** GIVEN REQUEST **
Check every line of the entries below for the word "community", and copy the ones that have it.
#### STORED RECORDS
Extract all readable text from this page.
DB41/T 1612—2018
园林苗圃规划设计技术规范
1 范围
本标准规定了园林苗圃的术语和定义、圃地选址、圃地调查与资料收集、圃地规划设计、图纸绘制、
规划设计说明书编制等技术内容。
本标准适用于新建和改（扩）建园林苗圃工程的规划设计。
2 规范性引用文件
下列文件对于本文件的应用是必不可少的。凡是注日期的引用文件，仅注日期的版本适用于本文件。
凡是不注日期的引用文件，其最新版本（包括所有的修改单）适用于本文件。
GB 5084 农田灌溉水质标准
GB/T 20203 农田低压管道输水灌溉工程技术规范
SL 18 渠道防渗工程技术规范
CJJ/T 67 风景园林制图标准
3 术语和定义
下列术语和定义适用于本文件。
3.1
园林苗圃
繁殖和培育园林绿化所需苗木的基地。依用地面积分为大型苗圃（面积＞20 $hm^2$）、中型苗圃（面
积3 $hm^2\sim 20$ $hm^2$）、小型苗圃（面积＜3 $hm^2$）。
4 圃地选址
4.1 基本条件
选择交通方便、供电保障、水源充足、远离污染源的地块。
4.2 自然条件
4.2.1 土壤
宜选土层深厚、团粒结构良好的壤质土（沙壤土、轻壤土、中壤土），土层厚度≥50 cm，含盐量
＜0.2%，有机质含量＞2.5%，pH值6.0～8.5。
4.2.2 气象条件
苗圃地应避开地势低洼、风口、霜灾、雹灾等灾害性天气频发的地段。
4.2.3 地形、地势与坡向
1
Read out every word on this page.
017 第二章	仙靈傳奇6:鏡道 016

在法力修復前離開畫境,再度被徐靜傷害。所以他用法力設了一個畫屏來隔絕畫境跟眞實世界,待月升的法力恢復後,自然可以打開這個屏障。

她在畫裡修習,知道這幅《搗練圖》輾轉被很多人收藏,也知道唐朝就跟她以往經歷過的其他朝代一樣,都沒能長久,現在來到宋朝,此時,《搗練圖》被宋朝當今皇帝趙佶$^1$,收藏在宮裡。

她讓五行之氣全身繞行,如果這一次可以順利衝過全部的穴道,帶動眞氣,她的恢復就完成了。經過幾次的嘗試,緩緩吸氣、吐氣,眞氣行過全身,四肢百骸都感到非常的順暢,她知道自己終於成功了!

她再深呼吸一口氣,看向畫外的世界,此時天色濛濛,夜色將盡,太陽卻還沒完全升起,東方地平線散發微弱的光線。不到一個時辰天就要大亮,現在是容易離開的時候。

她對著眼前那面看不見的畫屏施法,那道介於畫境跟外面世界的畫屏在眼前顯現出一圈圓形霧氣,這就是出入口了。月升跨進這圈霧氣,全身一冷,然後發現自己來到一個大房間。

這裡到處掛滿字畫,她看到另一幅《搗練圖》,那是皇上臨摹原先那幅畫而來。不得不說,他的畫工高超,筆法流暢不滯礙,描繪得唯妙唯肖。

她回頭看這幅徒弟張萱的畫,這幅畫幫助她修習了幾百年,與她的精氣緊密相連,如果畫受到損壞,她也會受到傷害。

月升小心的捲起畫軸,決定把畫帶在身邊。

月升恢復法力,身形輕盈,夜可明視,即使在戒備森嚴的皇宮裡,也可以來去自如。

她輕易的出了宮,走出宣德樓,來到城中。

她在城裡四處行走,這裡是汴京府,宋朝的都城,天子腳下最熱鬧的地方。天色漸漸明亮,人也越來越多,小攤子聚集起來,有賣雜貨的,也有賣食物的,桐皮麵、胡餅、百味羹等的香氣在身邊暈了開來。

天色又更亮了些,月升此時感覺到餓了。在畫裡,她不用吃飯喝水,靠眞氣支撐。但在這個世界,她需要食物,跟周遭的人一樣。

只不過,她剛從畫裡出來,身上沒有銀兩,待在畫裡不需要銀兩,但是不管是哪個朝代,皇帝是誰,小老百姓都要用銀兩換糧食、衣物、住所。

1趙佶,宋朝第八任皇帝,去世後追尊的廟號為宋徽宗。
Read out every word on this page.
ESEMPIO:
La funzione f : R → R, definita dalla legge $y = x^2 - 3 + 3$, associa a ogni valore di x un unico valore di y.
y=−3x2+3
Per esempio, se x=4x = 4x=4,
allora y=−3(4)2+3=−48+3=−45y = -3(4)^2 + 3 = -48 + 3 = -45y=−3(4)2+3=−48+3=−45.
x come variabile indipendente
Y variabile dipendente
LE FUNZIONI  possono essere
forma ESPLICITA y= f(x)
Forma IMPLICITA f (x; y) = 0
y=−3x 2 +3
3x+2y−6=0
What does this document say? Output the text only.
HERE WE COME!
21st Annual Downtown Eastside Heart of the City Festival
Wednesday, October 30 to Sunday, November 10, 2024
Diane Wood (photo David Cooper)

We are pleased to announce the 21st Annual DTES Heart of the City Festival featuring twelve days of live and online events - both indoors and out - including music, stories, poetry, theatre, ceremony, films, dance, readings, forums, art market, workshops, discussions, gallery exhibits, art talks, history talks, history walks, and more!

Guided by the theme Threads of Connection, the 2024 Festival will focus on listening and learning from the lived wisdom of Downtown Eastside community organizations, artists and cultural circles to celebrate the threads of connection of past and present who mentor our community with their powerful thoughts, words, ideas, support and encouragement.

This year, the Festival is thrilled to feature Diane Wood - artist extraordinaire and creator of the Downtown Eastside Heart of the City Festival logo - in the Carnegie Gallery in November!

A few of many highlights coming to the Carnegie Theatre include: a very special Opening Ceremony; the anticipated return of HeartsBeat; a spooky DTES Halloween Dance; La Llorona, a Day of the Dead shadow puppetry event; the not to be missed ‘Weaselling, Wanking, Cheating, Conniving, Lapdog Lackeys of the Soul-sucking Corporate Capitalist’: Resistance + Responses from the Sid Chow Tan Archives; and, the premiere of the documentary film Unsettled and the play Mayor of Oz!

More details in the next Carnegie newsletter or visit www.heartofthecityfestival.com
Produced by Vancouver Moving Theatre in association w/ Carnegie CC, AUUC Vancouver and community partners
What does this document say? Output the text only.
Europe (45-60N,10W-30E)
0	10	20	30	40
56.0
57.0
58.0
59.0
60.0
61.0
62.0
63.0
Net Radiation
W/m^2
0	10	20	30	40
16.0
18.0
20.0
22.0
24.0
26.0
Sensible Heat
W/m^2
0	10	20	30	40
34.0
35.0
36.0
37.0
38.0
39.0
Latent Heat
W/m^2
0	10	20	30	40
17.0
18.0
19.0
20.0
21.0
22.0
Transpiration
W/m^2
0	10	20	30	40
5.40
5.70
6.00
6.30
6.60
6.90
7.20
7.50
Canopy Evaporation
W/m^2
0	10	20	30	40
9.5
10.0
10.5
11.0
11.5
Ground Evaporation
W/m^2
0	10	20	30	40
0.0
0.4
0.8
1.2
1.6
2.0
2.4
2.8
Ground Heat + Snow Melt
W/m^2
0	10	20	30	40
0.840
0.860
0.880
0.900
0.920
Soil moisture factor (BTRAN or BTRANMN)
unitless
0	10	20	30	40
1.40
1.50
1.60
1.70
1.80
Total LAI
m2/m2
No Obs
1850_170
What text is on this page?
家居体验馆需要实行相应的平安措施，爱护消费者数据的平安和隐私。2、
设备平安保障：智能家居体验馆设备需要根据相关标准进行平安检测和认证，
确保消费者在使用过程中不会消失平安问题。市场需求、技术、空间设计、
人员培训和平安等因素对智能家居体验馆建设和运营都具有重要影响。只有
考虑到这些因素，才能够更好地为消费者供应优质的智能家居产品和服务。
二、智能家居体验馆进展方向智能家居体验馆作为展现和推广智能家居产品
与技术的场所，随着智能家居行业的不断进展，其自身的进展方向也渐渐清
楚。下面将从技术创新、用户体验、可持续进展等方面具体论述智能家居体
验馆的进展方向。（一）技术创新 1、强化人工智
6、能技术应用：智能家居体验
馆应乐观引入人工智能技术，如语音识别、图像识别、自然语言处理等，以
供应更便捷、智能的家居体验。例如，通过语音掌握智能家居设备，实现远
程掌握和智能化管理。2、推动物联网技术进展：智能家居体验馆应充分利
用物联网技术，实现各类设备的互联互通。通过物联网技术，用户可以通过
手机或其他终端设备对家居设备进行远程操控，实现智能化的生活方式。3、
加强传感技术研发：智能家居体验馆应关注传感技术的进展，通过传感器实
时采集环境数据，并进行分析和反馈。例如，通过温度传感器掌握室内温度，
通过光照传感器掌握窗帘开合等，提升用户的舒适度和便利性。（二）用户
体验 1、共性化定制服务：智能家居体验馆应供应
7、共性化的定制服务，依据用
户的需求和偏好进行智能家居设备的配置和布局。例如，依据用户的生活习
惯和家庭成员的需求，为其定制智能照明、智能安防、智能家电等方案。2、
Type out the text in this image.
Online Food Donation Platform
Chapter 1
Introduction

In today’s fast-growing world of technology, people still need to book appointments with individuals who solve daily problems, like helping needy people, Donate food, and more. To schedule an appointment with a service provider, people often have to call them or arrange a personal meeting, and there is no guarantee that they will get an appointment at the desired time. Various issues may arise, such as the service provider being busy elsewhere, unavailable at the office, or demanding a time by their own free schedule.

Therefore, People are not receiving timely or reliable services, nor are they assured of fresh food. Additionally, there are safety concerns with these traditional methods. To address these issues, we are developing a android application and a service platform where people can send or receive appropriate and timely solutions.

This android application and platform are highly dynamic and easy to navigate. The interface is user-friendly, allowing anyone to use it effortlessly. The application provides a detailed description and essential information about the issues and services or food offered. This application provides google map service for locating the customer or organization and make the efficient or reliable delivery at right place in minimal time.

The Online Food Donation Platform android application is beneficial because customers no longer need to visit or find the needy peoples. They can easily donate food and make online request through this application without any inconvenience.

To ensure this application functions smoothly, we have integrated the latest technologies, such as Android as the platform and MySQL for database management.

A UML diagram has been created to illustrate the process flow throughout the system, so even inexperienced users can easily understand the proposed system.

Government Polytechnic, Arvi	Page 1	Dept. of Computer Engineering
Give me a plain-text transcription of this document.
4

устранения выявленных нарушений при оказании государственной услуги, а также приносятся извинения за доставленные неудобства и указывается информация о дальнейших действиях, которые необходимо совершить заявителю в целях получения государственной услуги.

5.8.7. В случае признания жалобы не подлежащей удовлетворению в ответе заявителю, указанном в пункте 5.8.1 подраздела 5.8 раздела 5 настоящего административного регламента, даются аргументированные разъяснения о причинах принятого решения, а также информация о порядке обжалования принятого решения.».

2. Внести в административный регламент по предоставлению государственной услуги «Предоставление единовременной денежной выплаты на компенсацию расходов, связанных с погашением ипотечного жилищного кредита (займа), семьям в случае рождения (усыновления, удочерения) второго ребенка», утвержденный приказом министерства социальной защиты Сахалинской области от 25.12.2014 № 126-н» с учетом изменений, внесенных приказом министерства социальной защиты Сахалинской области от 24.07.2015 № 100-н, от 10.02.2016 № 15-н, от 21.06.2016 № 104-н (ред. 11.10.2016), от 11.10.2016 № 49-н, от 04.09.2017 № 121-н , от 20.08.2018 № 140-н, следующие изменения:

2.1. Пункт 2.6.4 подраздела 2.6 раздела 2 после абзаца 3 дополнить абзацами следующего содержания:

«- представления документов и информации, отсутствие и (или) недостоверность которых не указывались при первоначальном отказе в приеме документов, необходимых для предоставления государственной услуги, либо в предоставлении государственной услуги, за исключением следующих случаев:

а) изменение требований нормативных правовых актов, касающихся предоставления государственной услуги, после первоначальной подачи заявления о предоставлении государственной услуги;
########
** REPLY **
Guided by the theme Threads of Connection, the 2024 Festival will focus on listening and learning from the lived wisdom of Downtown Eastside community organizations, artists and cultural circles to celebrate the threads of connection of past and present who mentor our community with their powerful thoughts, words, ideas, support and encouragement.
Produced by Vancouver Moving Theatre in association w/ Carnegie CC, AUUC Vancouver and community partners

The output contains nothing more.